---------- TASK DATA ----------

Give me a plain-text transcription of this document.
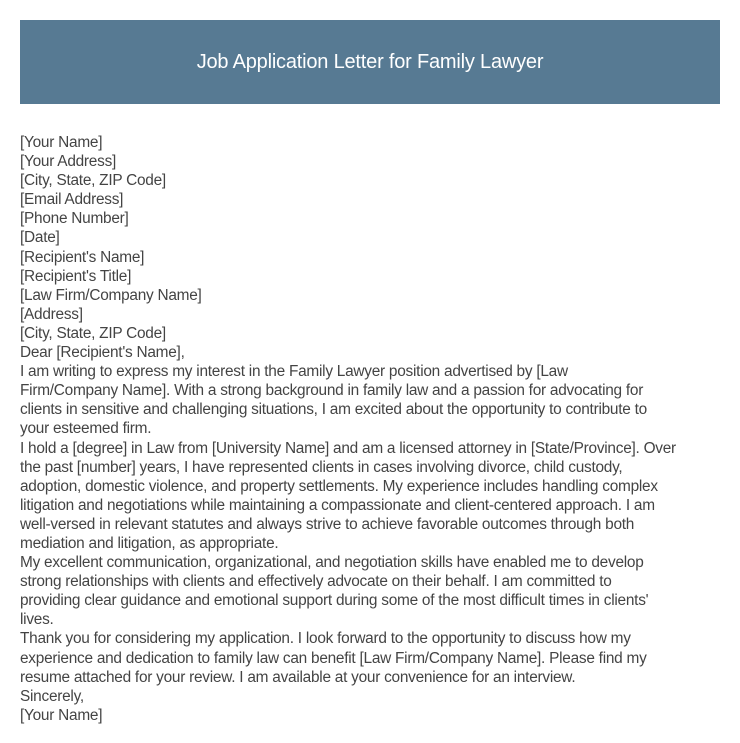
Job Application Letter for Family Lawyer
[Your Name]
[Your Address]
[City, State, ZIP Code]
[Email Address]
[Phone Number]
[Date]
[Recipient's Name]
[Recipient's Title]
[Law Firm/Company Name]
[Address]
[City, State, ZIP Code]
Dear [Recipient's Name],
I am writing to express my interest in the Family Lawyer position advertised by [Law
Firm/Company Name]. With a strong background in family law and a passion for advocating for
clients in sensitive and challenging situations, I am excited about the opportunity to contribute to
your esteemed firm.
I hold a [degree] in Law from [University Name] and am a licensed attorney in [State/Province]. Over
the past [number] years, I have represented clients in cases involving divorce, child custody,
adoption, domestic violence, and property settlements. My experience includes handling complex
litigation and negotiations while maintaining a compassionate and client-centered approach. I am
well-versed in relevant statutes and always strive to achieve favorable outcomes through both
mediation and litigation, as appropriate.
My excellent communication, organizational, and negotiation skills have enabled me to develop
strong relationships with clients and effectively advocate on their behalf. I am committed to
providing clear guidance and emotional support during some of the most difficult times in clients'
lives.
Thank you for considering my application. I look forward to the opportunity to discuss how my
experience and dedication to family law can benefit [Law Firm/Company Name]. Please find my
resume attached for your review. I am available at your convenience for an interview.
Sincerely,
[Your Name]
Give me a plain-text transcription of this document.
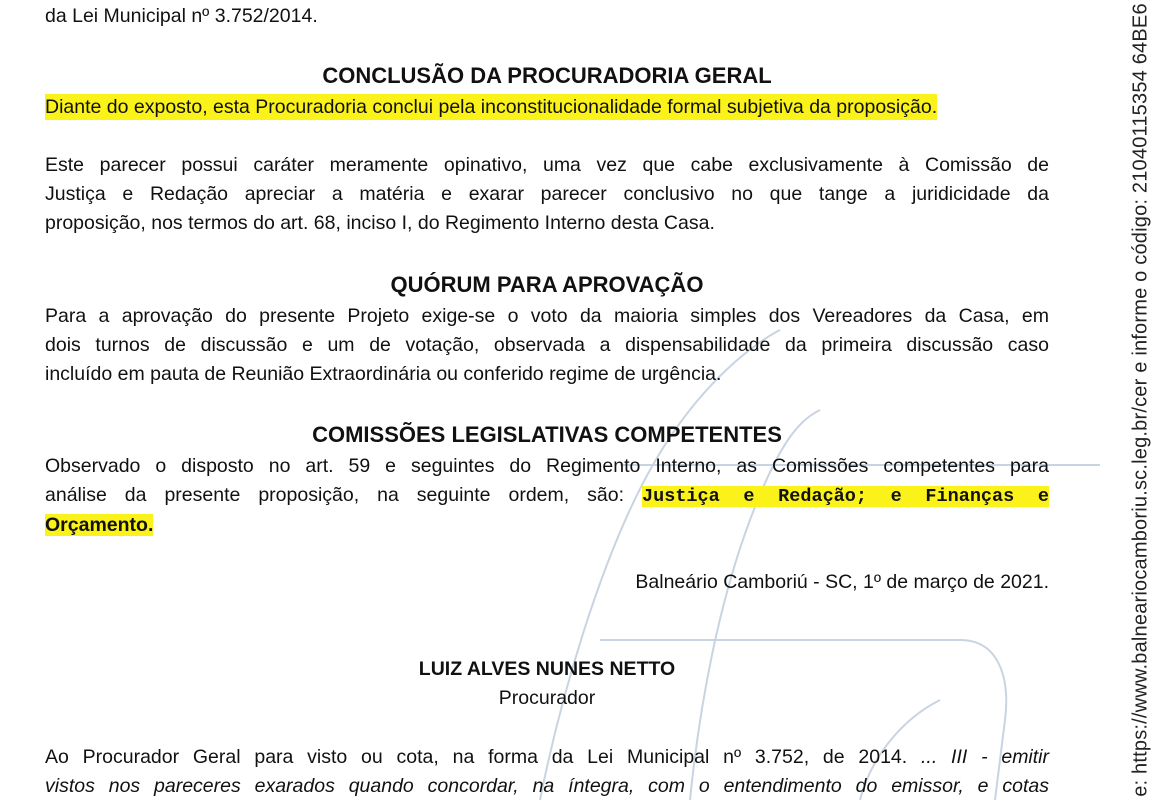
da Lei Municipal nº 3.752/2014.
CONCLUSÃO DA PROCURADORIA GERAL
Diante do exposto, esta Procuradoria conclui pela inconstitucionalidade formal subjetiva da proposição.
Este parecer possui caráter meramente opinativo, uma vez que cabe exclusivamente à Comissão de
Justiça e Redação apreciar a matéria e exarar parecer conclusivo no que tange a juridicidade da
proposição, nos termos do art. 68, inciso I, do Regimento Interno desta Casa.
QUÓRUM PARA APROVAÇÃO
Para a aprovação do presente Projeto exige-se o voto da maioria simples dos Vereadores da Casa, em
dois turnos de discussão e um de votação, observada a dispensabilidade da primeira discussão caso
incluído em pauta de Reunião Extraordinária ou conferido regime de urgência.
COMISSÕES LEGISLATIVAS COMPETENTES
Observado o disposto no art. 59 e seguintes do Regimento Interno, as Comissões competentes para
análise da presente proposição, na seguinte ordem, são: Justiça e Redação; e Finanças e
Orçamento.
Balneário Camboriú - SC, 1º de março de 2021.
LUIZ ALVES NUNES NETTO
Procurador
Ao Procurador Geral para visto ou cota, na forma da Lei Municipal nº 3.752, de 2014. ... III - emitir
vistos nos pareceres exarados quando concordar, na íntegra, com o entendimento do emissor, e cotas	e: https://www.balneariocamboriu.sc.leg.br/cer e informe o código: 21040115354 64BE6
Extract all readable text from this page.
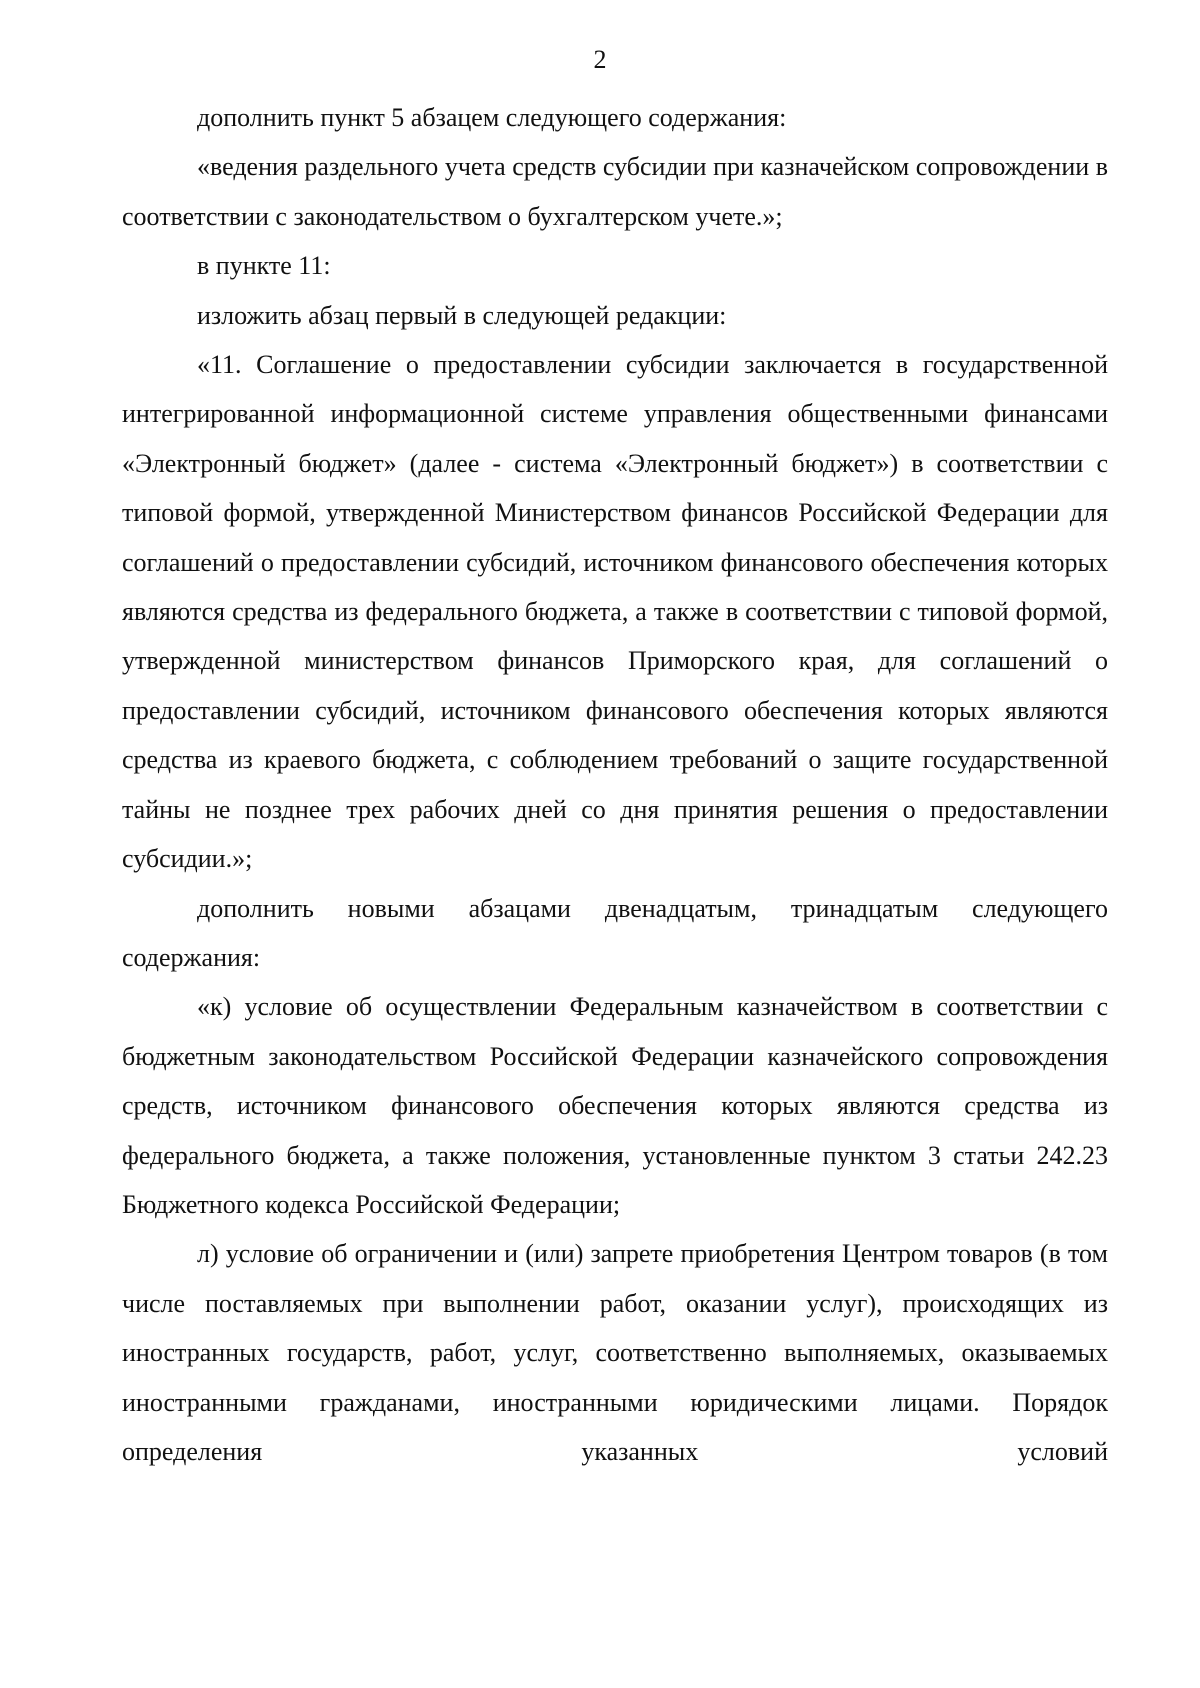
2

дополнить пункт 5 абзацем следующего содержания:

«ведения раздельного учета средств субсидии при казначейском сопровождении в соответствии с законодательством о бухгалтерском учете.»;

в пункте 11:

изложить абзац первый в следующей редакции:

«11. Соглашение о предоставлении субсидии заключается в государственной интегрированной информационной системе управления общественными финансами «Электронный бюджет» (далее - система «Электронный бюджет») в соответствии с типовой формой, утвержденной Министерством финансов Российской Федерации для соглашений о предоставлении субсидий, источником финансового обеспечения которых являются средства из федерального бюджета, а также в соответствии с типовой формой, утвержденной министерством финансов Приморского края, для соглашений о предоставлении субсидий, источником финансового обеспечения которых являются средства из краевого бюджета, с соблюдением требований о защите государственной тайны не позднее трех рабочих дней со дня принятия решения о предоставлении субсидии.»;

дополнить новыми абзацами двенадцатым, тринадцатым следующего содержания:

«к) условие об осуществлении Федеральным казначейством в соответствии с бюджетным законодательством Российской Федерации казначейского сопровождения средств, источником финансового обеспечения которых являются средства из федерального бюджета, а также положения, установленные пунктом 3 статьи 242.23 Бюджетного кодекса Российской Федерации;

л) условие об ограничении и (или) запрете приобретения Центром товаров (в том числе поставляемых при выполнении работ, оказании услуг), происходящих из иностранных государств, работ, услуг, соответственно выполняемых, оказываемых иностранными гражданами, иностранными юридическими лицами. Порядок определения указанных условий
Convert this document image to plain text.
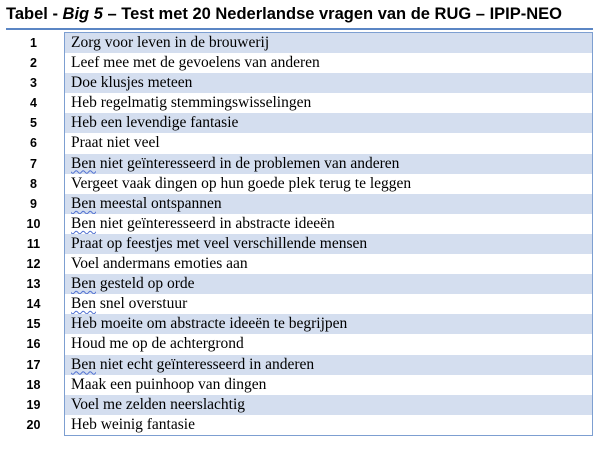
Tabel - Big 5 – Test met 20 Nederlandse vragen van de RUG – IPIP-NEO
1
2
3
4
5
6
7
8
9
10
11
12
13
14
15
16
17
18
19
20
Zorg voor leven in de brouwerij
Leef mee met de gevoelens van anderen
Doe klusjes meteen
Heb regelmatig stemmingswisselingen
Heb een levendige fantasie
Praat niet veel
Ben niet geïnteresseerd in de problemen van anderen
Vergeet vaak dingen op hun goede plek terug te leggen
Ben meestal ontspannen
Ben niet geïnteresseerd in abstracte ideeën
Praat op feestjes met veel verschillende mensen
Voel andermans emoties aan
Ben gesteld op orde
Ben snel overstuur
Heb moeite om abstracte ideeën te begrijpen
Houd me op de achtergrond
Ben niet echt geïnteresseerd in anderen
Maak een puinhoop van dingen
Voel me zelden neerslachtig
Heb weinig fantasie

----------

PROBLEM STATEMENT
Above are the records; reproduce them exactly and leave out the pictures.

THE RESULT
Give me a plain-text transcription of this document.
Job Application Letter for Family Lawyer
[Your Name]
[Your Address]
[City, State, ZIP Code]
[Email Address]
[Phone Number]
[Date]
[Recipient's Name]
[Recipient's Title]
[Law Firm/Company Name]
[Address]
[City, State, ZIP Code]
Dear [Recipient's Name],
I am writing to express my interest in the Family Lawyer position advertised by [Law
Firm/Company Name]. With a strong background in family law and a passion for advocating for
clients in sensitive and challenging situations, I am excited about the opportunity to contribute to
your esteemed firm.
I hold a [degree] in Law from [University Name] and am a licensed attorney in [State/Province]. Over
the past [number] years, I have represented clients in cases involving divorce, child custody,
adoption, domestic violence, and property settlements. My experience includes handling complex
litigation and negotiations while maintaining a compassionate and client-centered approach. I am
well-versed in relevant statutes and always strive to achieve favorable outcomes through both
mediation and litigation, as appropriate.
My excellent communication, organizational, and negotiation skills have enabled me to develop
strong relationships with clients and effectively advocate on their behalf. I am committed to
providing clear guidance and emotional support during some of the most difficult times in clients'
lives.
Thank you for considering my application. I look forward to the opportunity to discuss how my
experience and dedication to family law can benefit [Law Firm/Company Name]. Please find my
resume attached for your review. I am available at your convenience for an interview.
Sincerely,
[Your Name]
Give me a plain-text transcription of this document.
da Lei Municipal nº 3.752/2014.
CONCLUSÃO DA PROCURADORIA GERAL
Diante do exposto, esta Procuradoria conclui pela inconstitucionalidade formal subjetiva da proposição.
Este parecer possui caráter meramente opinativo, uma vez que cabe exclusivamente à Comissão de
Justiça e Redação apreciar a matéria e exarar parecer conclusivo no que tange a juridicidade da
proposição, nos termos do art. 68, inciso I, do Regimento Interno desta Casa.
QUÓRUM PARA APROVAÇÃO
Para a aprovação do presente Projeto exige-se o voto da maioria simples dos Vereadores da Casa, em
dois turnos de discussão e um de votação, observada a dispensabilidade da primeira discussão caso
incluído em pauta de Reunião Extraordinária ou conferido regime de urgência.
COMISSÕES LEGISLATIVAS COMPETENTES
Observado o disposto no art. 59 e seguintes do Regimento Interno, as Comissões competentes para
análise da presente proposição, na seguinte ordem, são: Justiça e Redação; e Finanças e
Orçamento.
Balneário Camboriú - SC, 1º de março de 2021.
LUIZ ALVES NUNES NETTO
Procurador
Ao Procurador Geral para visto ou cota, na forma da Lei Municipal nº 3.752, de 2014. ... III - emitir
vistos nos pareceres exarados quando concordar, na íntegra, com o entendimento do emissor, e cotas	e: https://www.balneariocamboriu.sc.leg.br/cer e informe o código: 21040115354 64BE6
Extract all readable text from this page.
2

дополнить пункт 5 абзацем следующего содержания:

«ведения раздельного учета средств субсидии при казначейском сопровождении в соответствии с законодательством о бухгалтерском учете.»;

в пункте 11:

изложить абзац первый в следующей редакции:

«11. Соглашение о предоставлении субсидии заключается в государственной интегрированной информационной системе управления общественными финансами «Электронный бюджет» (далее - система «Электронный бюджет») в соответствии с типовой формой, утвержденной Министерством финансов Российской Федерации для соглашений о предоставлении субсидий, источником финансового обеспечения которых являются средства из федерального бюджета, а также в соответствии с типовой формой, утвержденной министерством финансов Приморского края, для соглашений о предоставлении субсидий, источником финансового обеспечения которых являются средства из краевого бюджета, с соблюдением требований о защите государственной тайны не позднее трех рабочих дней со дня принятия решения о предоставлении субсидии.»;

дополнить новыми абзацами двенадцатым, тринадцатым следующего содержания:

«к) условие об осуществлении Федеральным казначейством в соответствии с бюджетным законодательством Российской Федерации казначейского сопровождения средств, источником финансового обеспечения которых являются средства из федерального бюджета, а также положения, установленные пунктом 3 статьи 242.23 Бюджетного кодекса Российской Федерации;

л) условие об ограничении и (или) запрете приобретения Центром товаров (в том числе поставляемых при выполнении работ, оказании услуг), происходящих из иностранных государств, работ, услуг, соответственно выполняемых, оказываемых иностранными гражданами, иностранными юридическими лицами. Порядок определения указанных условий
Convert this document image to plain text.
Tabel - Big 5 – Test met 20 Nederlandse vragen van de RUG – IPIP-NEO
1
2
3
4
5
6
7
8
9
10
11
12
13
14
15
16
17
18
19
20
Zorg voor leven in de brouwerij
Leef mee met de gevoelens van anderen
Doe klusjes meteen
Heb regelmatig stemmingswisselingen
Heb een levendige fantasie
Praat niet veel
Ben niet geïnteresseerd in de problemen van anderen
Vergeet vaak dingen op hun goede plek terug te leggen
Ben meestal ontspannen
Ben niet geïnteresseerd in abstracte ideeën
Praat op feestjes met veel verschillende mensen
Voel andermans emoties aan
Ben gesteld op orde
Ben snel overstuur
Heb moeite om abstracte ideeën te begrijpen
Houd me op de achtergrond
Ben niet echt geïnteresseerd in anderen
Maak een puinhoop van dingen
Voel me zelden neerslachtig
Heb weinig fantasie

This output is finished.